Figure record extracts:

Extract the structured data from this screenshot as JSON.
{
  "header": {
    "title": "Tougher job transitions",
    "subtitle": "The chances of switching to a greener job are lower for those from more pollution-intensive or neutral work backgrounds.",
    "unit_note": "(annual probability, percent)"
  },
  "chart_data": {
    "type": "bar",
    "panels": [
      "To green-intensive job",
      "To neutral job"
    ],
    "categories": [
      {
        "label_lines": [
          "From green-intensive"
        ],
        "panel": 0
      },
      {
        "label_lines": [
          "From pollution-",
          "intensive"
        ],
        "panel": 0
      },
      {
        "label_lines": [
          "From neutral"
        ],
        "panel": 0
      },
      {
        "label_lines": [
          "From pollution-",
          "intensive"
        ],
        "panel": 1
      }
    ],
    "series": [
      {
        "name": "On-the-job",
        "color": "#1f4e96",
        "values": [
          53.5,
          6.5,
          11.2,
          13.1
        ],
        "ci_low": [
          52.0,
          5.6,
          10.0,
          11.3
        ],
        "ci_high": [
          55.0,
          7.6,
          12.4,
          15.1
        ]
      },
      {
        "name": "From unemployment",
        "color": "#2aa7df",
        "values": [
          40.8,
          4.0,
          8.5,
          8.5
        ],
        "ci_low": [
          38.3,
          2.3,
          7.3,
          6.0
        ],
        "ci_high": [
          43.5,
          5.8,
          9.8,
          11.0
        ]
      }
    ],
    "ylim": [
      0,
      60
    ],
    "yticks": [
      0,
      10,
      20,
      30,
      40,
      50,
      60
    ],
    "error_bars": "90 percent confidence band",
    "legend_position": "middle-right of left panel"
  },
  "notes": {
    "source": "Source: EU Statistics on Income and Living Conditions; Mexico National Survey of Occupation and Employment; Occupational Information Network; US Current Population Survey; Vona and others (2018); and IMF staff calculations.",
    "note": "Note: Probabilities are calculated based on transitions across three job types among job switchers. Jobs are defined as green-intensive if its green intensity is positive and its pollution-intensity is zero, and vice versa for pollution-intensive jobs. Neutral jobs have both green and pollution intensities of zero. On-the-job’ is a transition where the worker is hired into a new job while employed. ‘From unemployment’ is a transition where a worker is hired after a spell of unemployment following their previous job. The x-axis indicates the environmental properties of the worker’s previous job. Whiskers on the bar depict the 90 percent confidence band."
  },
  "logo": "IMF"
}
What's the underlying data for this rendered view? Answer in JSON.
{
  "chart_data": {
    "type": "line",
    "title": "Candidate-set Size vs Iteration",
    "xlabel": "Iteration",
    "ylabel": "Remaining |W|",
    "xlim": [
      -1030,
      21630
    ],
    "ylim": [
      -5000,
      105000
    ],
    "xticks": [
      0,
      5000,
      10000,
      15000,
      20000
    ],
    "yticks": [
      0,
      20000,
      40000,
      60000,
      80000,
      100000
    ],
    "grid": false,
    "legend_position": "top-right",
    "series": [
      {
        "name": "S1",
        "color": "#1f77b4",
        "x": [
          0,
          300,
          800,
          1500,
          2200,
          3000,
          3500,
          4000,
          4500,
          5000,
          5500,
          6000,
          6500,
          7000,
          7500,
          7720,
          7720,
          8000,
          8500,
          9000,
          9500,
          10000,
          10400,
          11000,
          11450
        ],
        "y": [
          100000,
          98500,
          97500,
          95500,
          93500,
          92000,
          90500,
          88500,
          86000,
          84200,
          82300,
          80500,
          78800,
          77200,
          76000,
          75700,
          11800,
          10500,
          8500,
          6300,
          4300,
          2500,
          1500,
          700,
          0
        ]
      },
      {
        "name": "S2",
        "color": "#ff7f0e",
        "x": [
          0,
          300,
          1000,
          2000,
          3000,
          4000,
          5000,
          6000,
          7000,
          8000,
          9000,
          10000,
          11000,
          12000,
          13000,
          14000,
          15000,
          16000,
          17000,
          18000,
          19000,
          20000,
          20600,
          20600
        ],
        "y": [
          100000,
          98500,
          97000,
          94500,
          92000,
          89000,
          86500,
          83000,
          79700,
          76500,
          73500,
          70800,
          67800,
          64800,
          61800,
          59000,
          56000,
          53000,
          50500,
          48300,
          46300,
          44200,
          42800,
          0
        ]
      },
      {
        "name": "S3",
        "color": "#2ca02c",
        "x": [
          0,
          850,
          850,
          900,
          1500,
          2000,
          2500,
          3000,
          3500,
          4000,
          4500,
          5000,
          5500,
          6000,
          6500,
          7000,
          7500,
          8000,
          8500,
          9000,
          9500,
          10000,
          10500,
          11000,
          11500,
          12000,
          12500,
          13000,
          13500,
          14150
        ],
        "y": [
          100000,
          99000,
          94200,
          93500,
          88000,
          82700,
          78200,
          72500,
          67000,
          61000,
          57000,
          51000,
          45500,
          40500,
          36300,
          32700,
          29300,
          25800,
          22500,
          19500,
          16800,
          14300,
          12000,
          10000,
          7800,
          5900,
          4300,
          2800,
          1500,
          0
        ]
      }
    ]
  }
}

**Given exercise:**
Please output the complete data exactly.

**Full answer:**
Extract the structured data from this screenshot as JSON.
{
  "header": {
    "title": "Tougher job transitions",
    "subtitle": "The chances of switching to a greener job are lower for those from more pollution-intensive or neutral work backgrounds.",
    "unit_note": "(annual probability, percent)"
  },
  "chart_data": {
    "type": "bar",
    "panels": [
      "To green-intensive job",
      "To neutral job"
    ],
    "categories": [
      {
        "label_lines": [
          "From green-intensive"
        ],
        "panel": 0
      },
      {
        "label_lines": [
          "From pollution-",
          "intensive"
        ],
        "panel": 0
      },
      {
        "label_lines": [
          "From neutral"
        ],
        "panel": 0
      },
      {
        "label_lines": [
          "From pollution-",
          "intensive"
        ],
        "panel": 1
      }
    ],
    "series": [
      {
        "name": "On-the-job",
        "color": "#1f4e96",
        "values": [
          53.5,
          6.5,
          11.2,
          13.1
        ],
        "ci_low": [
          52.0,
          5.6,
          10.0,
          11.3
        ],
        "ci_high": [
          55.0,
          7.6,
          12.4,
          15.1
        ]
      },
      {
        "name": "From unemployment",
        "color": "#2aa7df",
        "values": [
          40.8,
          4.0,
          8.5,
          8.5
        ],
        "ci_low": [
          38.3,
          2.3,
          7.3,
          6.0
        ],
        "ci_high": [
          43.5,
          5.8,
          9.8,
          11.0
        ]
      }
    ],
    "ylim": [
      0,
      60
    ],
    "yticks": [
      0,
      10,
      20,
      30,
      40,
      50,
      60
    ],
    "error_bars": "90 percent confidence band",
    "legend_position": "middle-right of left panel"
  },
  "notes": {
    "source": "Source: EU Statistics on Income and Living Conditions; Mexico National Survey of Occupation and Employment; Occupational Information Network; US Current Population Survey; Vona and others (2018); and IMF staff calculations.",
    "note": "Note: Probabilities are calculated based on transitions across three job types among job switchers. Jobs are defined as green-intensive if its green intensity is positive and its pollution-intensity is zero, and vice versa for pollution-intensive jobs. Neutral jobs have both green and pollution intensities of zero. On-the-job’ is a transition where the worker is hired into a new job while employed. ‘From unemployment’ is a transition where a worker is hired after a spell of unemployment following their previous job. The x-axis indicates the environmental properties of the worker’s previous job. Whiskers on the bar depict the 90 percent confidence band."
  },
  "logo": "IMF"
}
What's the underlying data for this rendered view? Answer in JSON.
{
  "chart_data": {
    "type": "line",
    "title": "Candidate-set Size vs Iteration",
    "xlabel": "Iteration",
    "ylabel": "Remaining |W|",
    "xlim": [
      -1030,
      21630
    ],
    "ylim": [
      -5000,
      105000
    ],
    "xticks": [
      0,
      5000,
      10000,
      15000,
      20000
    ],
    "yticks": [
      0,
      20000,
      40000,
      60000,
      80000,
      100000
    ],
    "grid": false,
    "legend_position": "top-right",
    "series": [
      {
        "name": "S1",
        "color": "#1f77b4",
        "x": [
          0,
          300,
          800,
          1500,
          2200,
          3000,
          3500,
          4000,
          4500,
          5000,
          5500,
          6000,
          6500,
          7000,
          7500,
          7720,
          7720,
          8000,
          8500,
          9000,
          9500,
          10000,
          10400,
          11000,
          11450
        ],
        "y": [
          100000,
          98500,
          97500,
          95500,
          93500,
          92000,
          90500,
          88500,
          86000,
          84200,
          82300,
          80500,
          78800,
          77200,
          76000,
          75700,
          11800,
          10500,
          8500,
          6300,
          4300,
          2500,
          1500,
          700,
          0
        ]
      },
      {
        "name": "S2",
        "color": "#ff7f0e",
        "x": [
          0,
          300,
          1000,
          2000,
          3000,
          4000,
          5000,
          6000,
          7000,
          8000,
          9000,
          10000,
          11000,
          12000,
          13000,
          14000,
          15000,
          16000,
          17000,
          18000,
          19000,
          20000,
          20600,
          20600
        ],
        "y": [
          100000,
          98500,
          97000,
          94500,
          92000,
          89000,
          86500,
          83000,
          79700,
          76500,
          73500,
          70800,
          67800,
          64800,
          61800,
          59000,
          56000,
          53000,
          50500,
          48300,
          46300,
          44200,
          42800,
          0
        ]
      },
      {
        "name": "S3",
        "color": "#2ca02c",
        "x": [
          0,
          850,
          850,
          900,
          1500,
          2000,
          2500,
          3000,
          3500,
          4000,
          4500,
          5000,
          5500,
          6000,
          6500,
          7000,
          7500,
          8000,
          8500,
          9000,
          9500,
          10000,
          10500,
          11000,
          11500,
          12000,
          12500,
          13000,
          13500,
          14150
        ],
        "y": [
          100000,
          99000,
          94200,
          93500,
          88000,
          82700,
          78200,
          72500,
          67000,
          61000,
          57000,
          51000,
          45500,
          40500,
          36300,
          32700,
          29300,
          25800,
          22500,
          19500,
          16800,
          14300,
          12000,
          10000,
          7800,
          5900,
          4300,
          2800,
          1500,
          0
        ]
      }
    ]
  }
}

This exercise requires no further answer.